>> begin

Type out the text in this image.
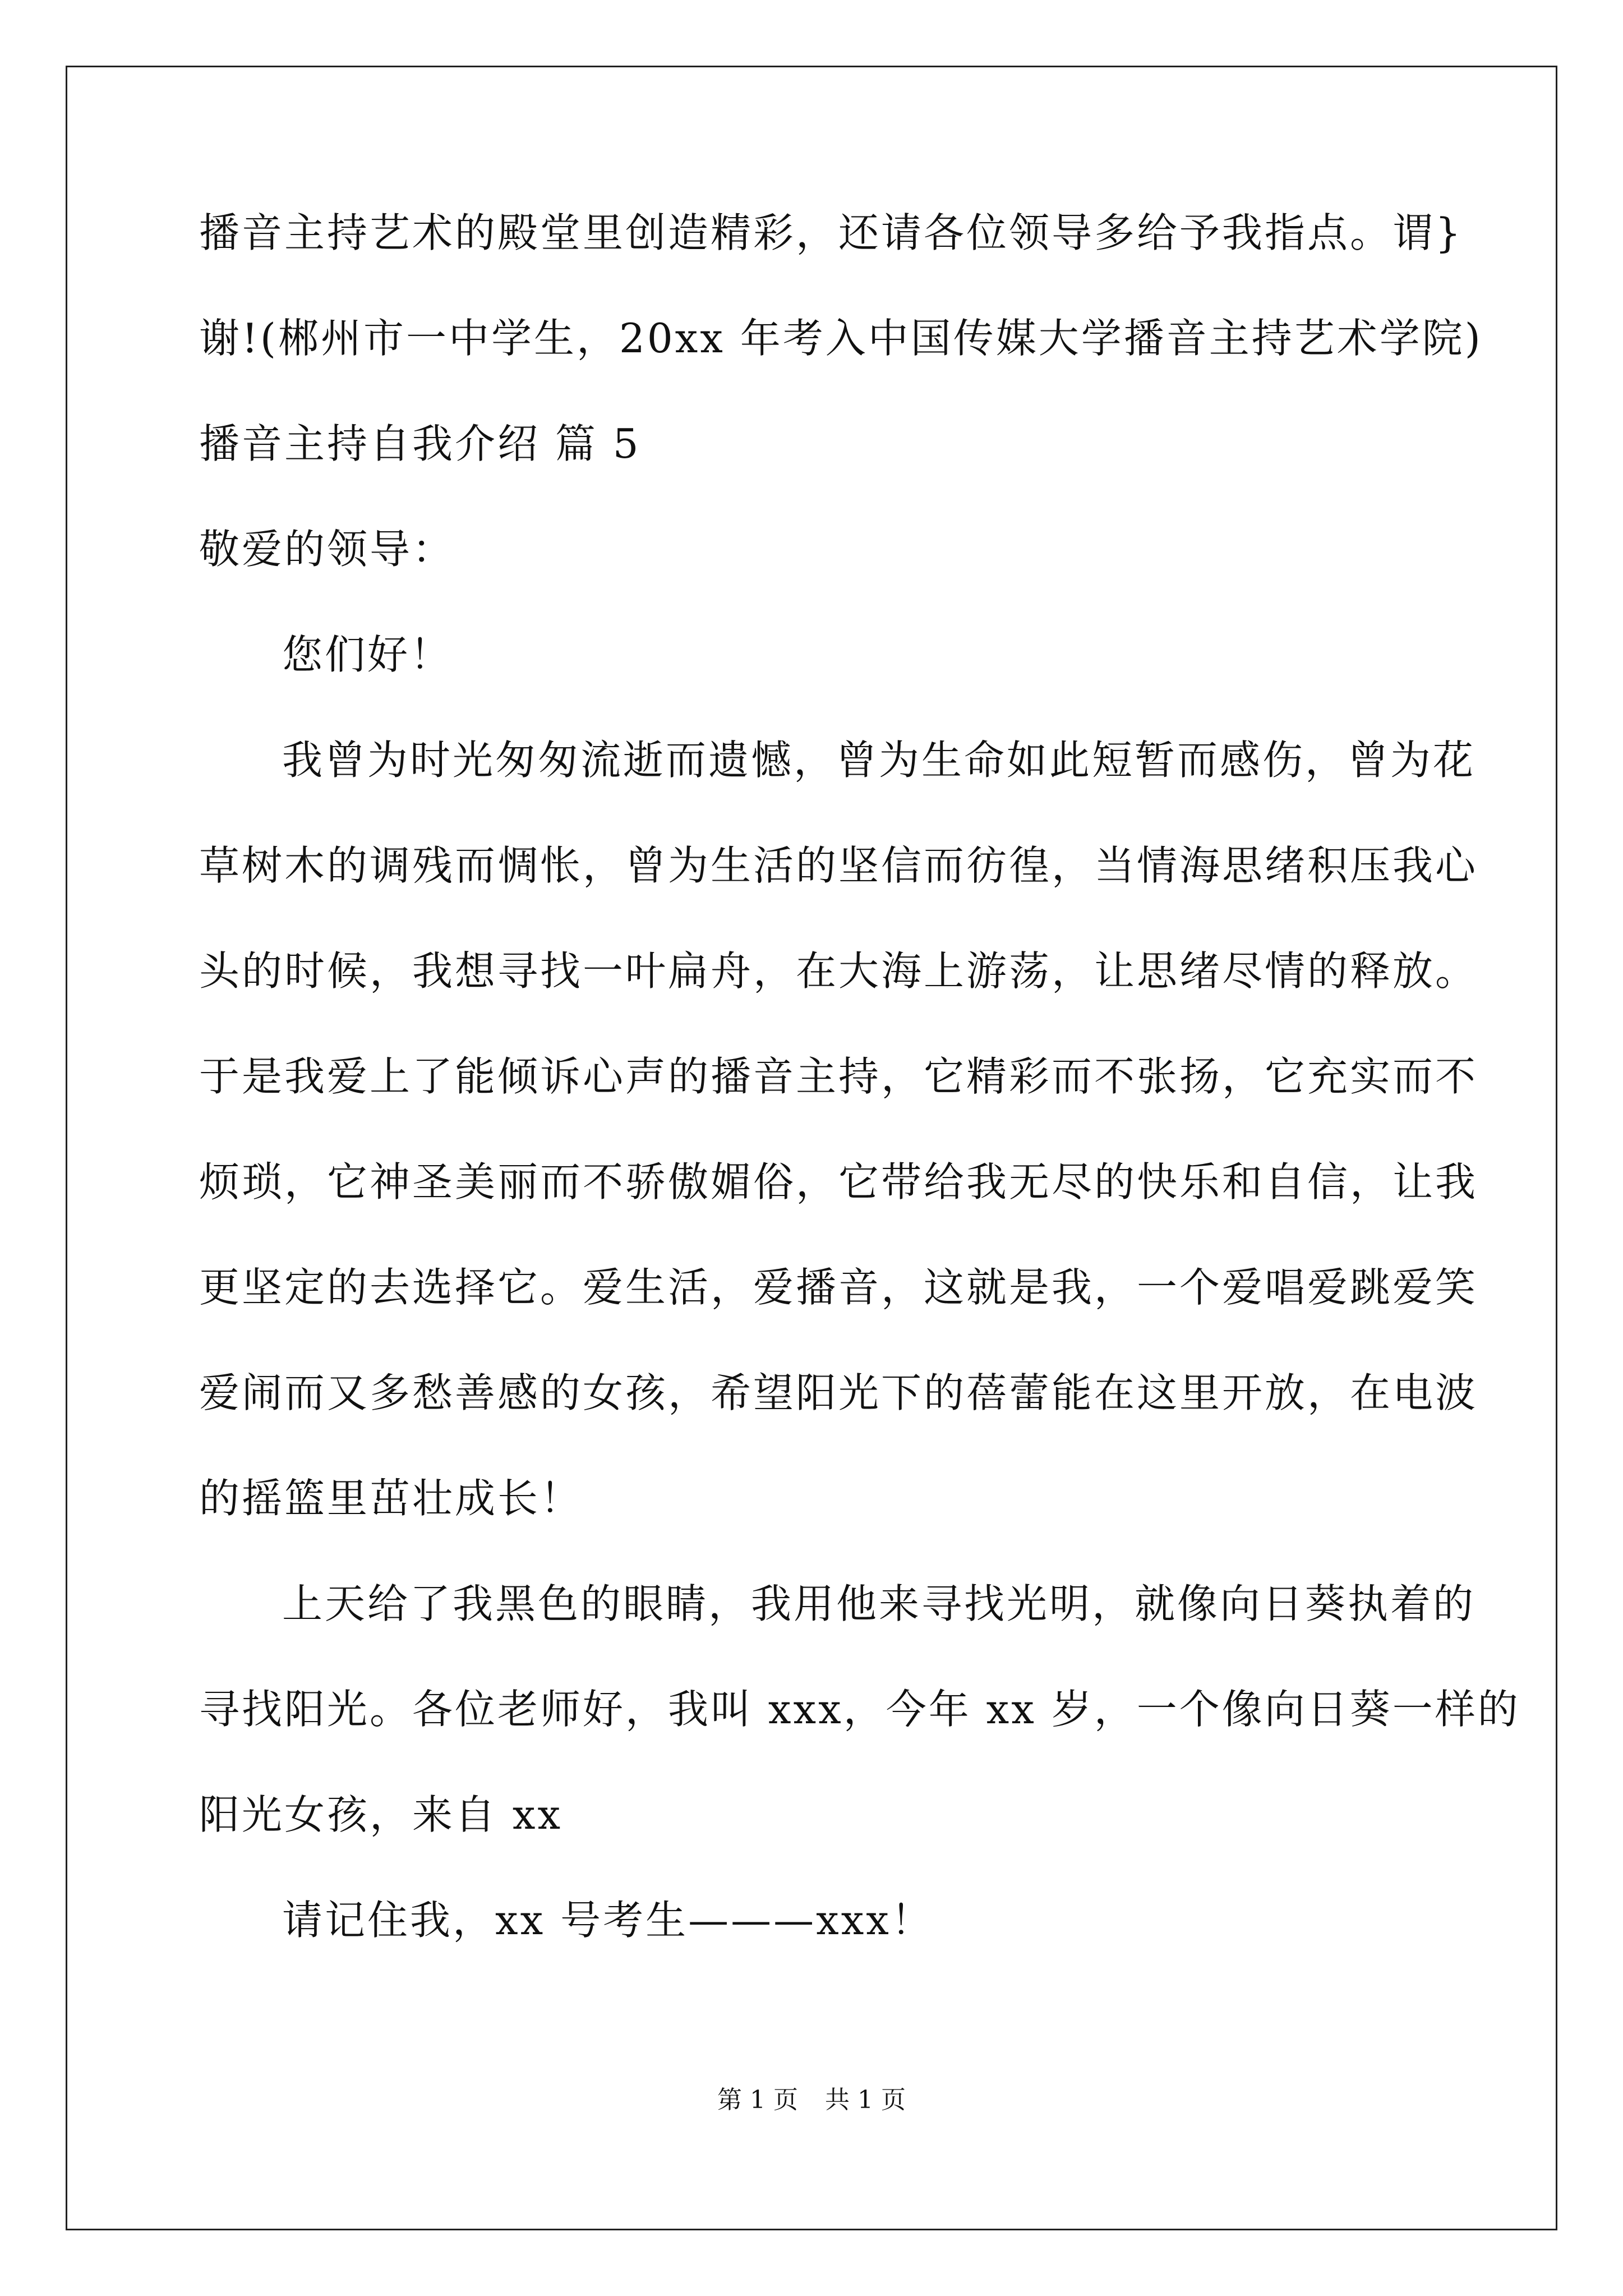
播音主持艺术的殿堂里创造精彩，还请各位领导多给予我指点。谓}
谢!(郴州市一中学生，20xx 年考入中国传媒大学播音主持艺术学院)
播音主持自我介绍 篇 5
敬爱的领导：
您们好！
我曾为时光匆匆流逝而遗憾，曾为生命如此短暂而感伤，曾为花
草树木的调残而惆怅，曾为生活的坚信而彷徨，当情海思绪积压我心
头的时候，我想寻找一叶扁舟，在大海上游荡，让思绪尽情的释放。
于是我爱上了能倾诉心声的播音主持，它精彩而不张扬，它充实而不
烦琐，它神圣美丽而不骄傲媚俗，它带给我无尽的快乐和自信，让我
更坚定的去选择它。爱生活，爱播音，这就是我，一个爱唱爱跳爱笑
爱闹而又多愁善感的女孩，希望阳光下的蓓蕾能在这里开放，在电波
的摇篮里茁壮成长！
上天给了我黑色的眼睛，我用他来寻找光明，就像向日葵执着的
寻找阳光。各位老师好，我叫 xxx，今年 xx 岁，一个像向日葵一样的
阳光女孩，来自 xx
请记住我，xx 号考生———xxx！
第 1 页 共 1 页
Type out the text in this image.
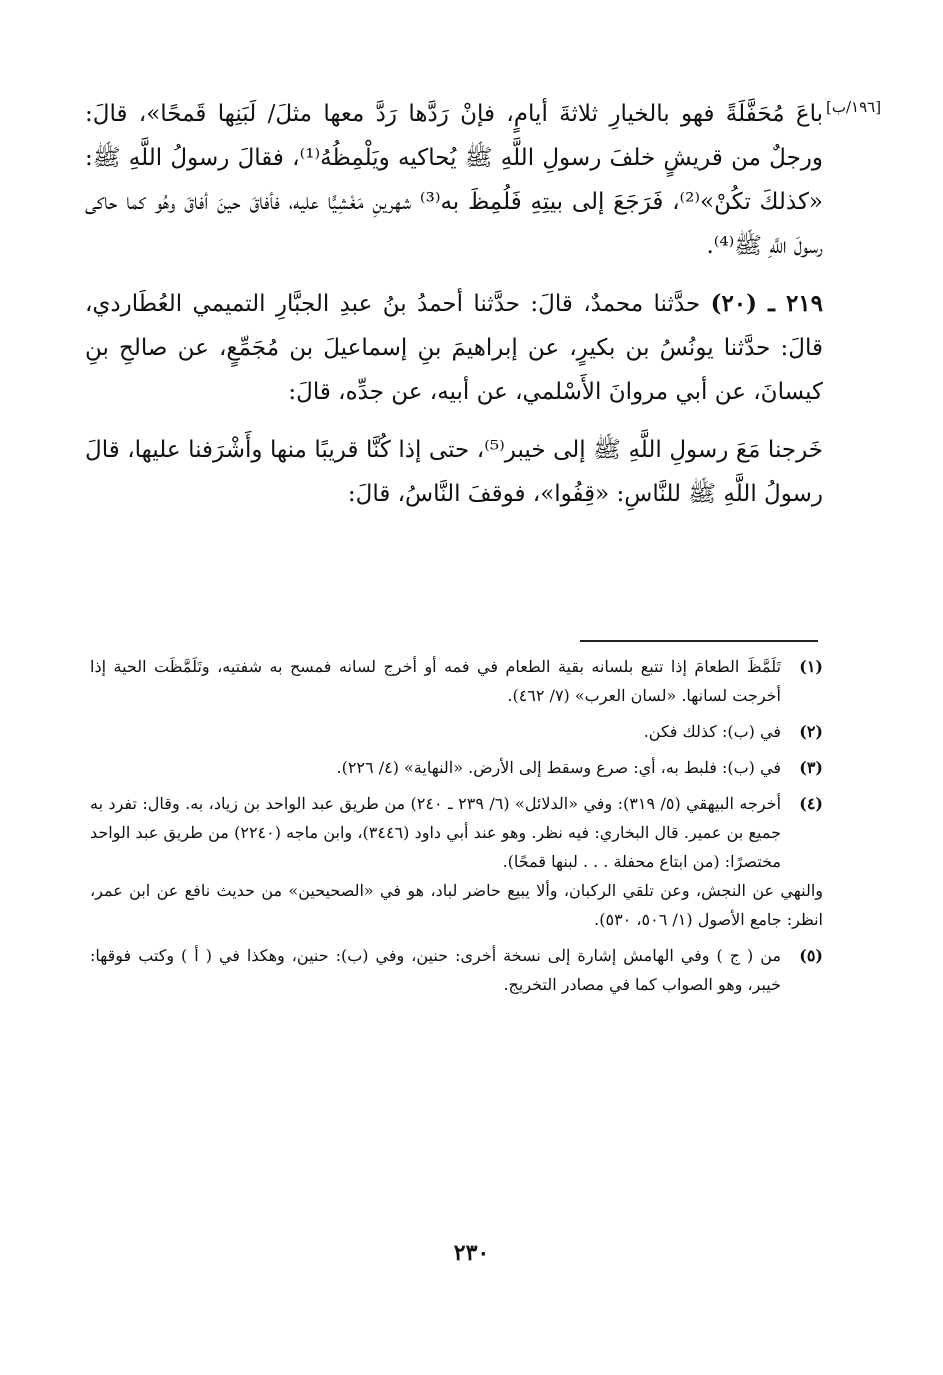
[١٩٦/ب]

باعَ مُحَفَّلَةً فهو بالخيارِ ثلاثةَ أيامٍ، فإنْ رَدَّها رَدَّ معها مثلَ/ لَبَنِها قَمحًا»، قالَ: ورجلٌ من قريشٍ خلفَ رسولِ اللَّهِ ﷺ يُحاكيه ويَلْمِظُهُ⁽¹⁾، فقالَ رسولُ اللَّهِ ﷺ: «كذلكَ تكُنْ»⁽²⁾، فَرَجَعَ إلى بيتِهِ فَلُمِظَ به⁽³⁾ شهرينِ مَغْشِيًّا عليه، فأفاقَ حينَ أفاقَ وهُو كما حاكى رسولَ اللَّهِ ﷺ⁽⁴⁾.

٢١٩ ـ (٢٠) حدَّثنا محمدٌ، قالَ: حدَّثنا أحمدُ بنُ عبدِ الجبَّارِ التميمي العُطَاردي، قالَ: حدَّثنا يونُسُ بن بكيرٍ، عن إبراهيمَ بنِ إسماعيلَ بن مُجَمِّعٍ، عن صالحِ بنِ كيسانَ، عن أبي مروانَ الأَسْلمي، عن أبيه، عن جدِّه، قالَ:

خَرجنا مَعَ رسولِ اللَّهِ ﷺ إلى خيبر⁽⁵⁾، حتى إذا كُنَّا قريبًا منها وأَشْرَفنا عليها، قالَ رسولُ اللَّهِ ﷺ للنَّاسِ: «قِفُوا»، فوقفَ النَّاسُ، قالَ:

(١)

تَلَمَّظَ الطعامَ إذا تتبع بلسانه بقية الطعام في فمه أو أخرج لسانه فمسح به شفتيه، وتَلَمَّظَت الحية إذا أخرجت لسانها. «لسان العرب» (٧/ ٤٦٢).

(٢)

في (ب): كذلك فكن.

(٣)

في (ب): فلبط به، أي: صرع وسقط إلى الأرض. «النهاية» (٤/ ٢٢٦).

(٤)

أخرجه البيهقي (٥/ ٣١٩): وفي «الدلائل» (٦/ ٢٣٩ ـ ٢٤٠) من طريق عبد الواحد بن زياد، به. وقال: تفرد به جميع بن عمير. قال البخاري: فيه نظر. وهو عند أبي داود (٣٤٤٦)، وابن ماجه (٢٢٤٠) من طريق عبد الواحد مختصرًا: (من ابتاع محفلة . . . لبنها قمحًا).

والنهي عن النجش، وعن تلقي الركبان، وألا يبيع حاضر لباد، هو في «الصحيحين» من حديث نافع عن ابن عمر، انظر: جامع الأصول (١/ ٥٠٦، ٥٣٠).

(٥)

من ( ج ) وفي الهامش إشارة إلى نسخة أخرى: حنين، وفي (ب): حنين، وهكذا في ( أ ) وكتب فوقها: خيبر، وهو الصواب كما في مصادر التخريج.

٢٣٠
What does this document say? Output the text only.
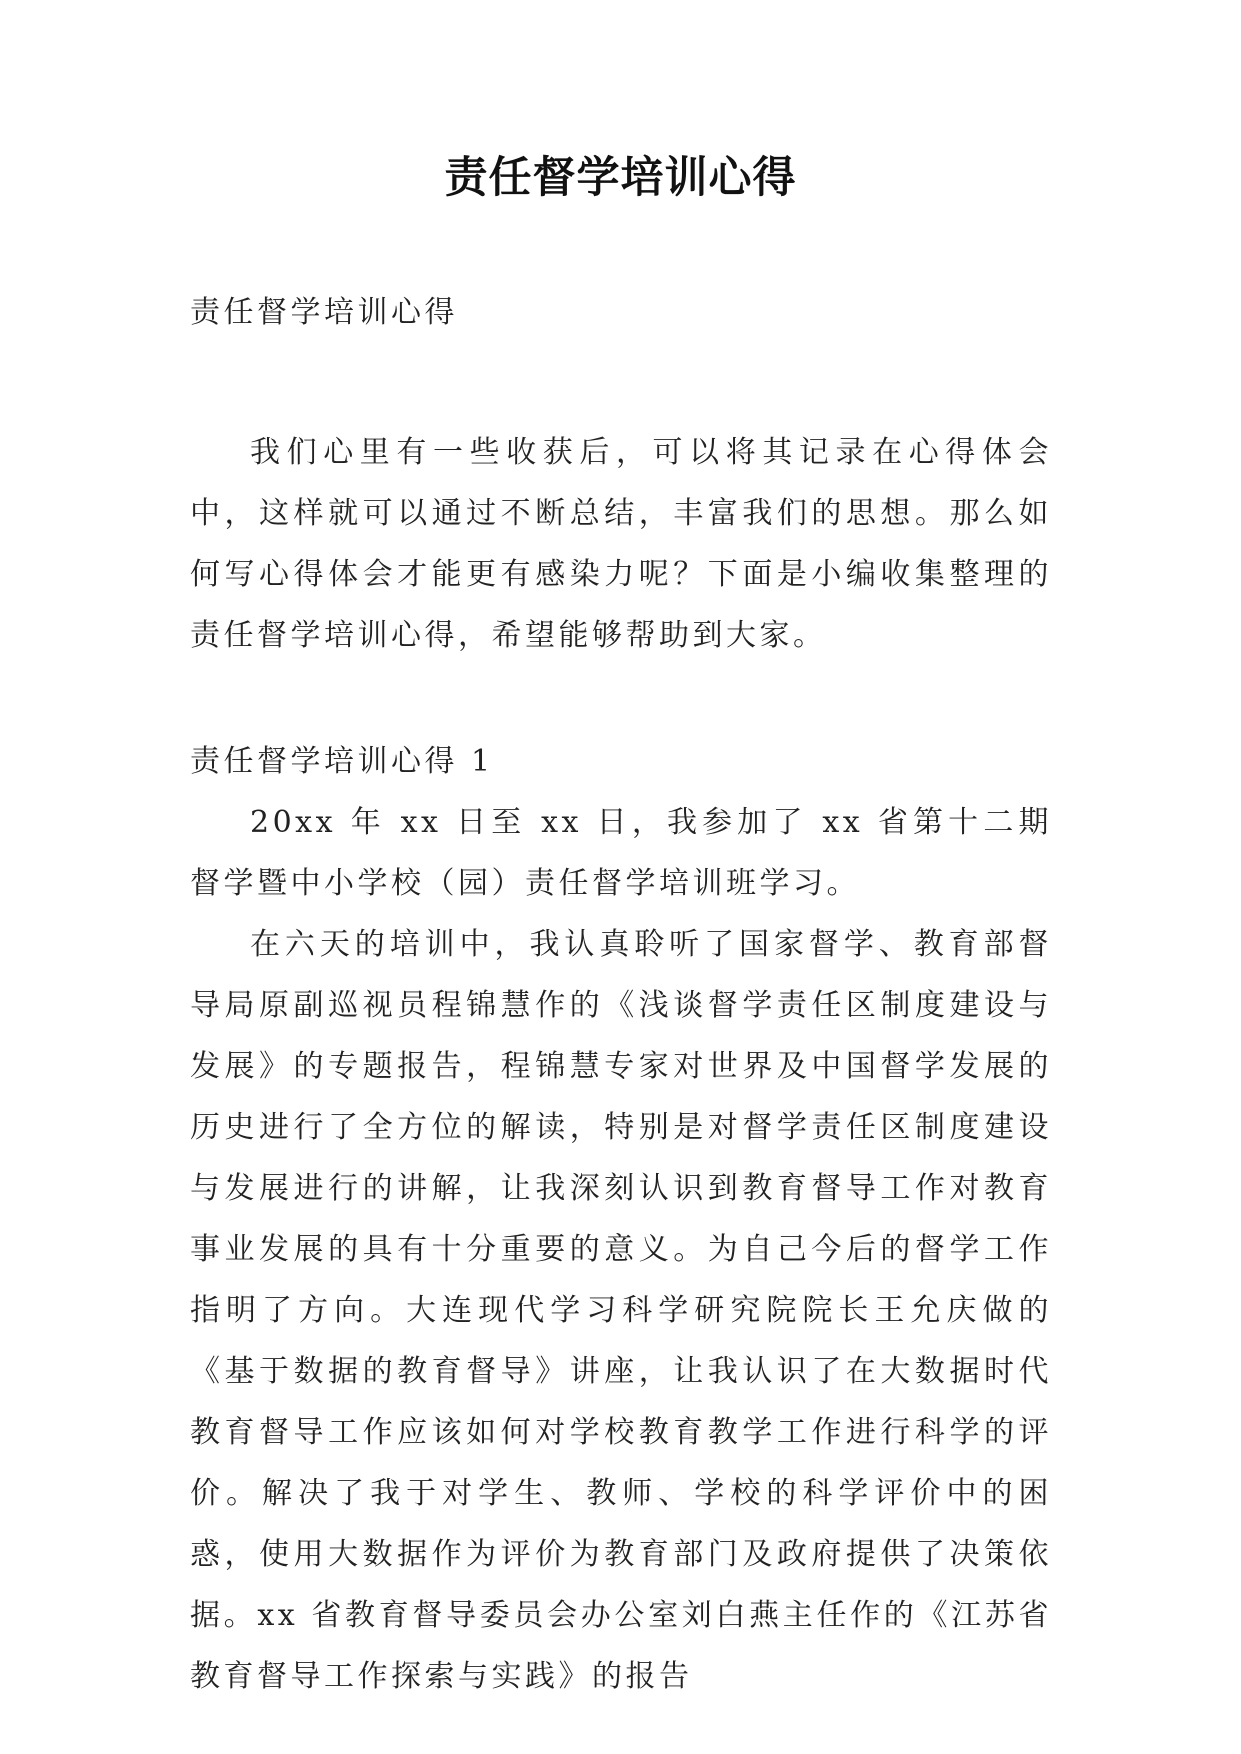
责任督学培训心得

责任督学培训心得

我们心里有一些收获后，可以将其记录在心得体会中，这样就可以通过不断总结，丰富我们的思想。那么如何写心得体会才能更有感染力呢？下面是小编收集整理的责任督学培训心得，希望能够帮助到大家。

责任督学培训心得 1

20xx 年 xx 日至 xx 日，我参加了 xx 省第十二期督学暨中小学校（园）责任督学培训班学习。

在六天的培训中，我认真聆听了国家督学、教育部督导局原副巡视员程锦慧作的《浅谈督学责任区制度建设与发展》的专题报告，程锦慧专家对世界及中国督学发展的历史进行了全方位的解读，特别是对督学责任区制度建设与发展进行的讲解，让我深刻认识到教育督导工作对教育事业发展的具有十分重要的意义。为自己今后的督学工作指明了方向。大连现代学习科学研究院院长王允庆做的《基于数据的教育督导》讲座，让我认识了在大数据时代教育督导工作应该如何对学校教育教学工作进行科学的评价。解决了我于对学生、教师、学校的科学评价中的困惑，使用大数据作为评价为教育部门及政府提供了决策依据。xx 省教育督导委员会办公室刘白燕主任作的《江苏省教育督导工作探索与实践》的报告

>> end

**Aim:** Note how many lines in the material hold the word "خيبر", and give that number with nothing added.

**Written solution:** 2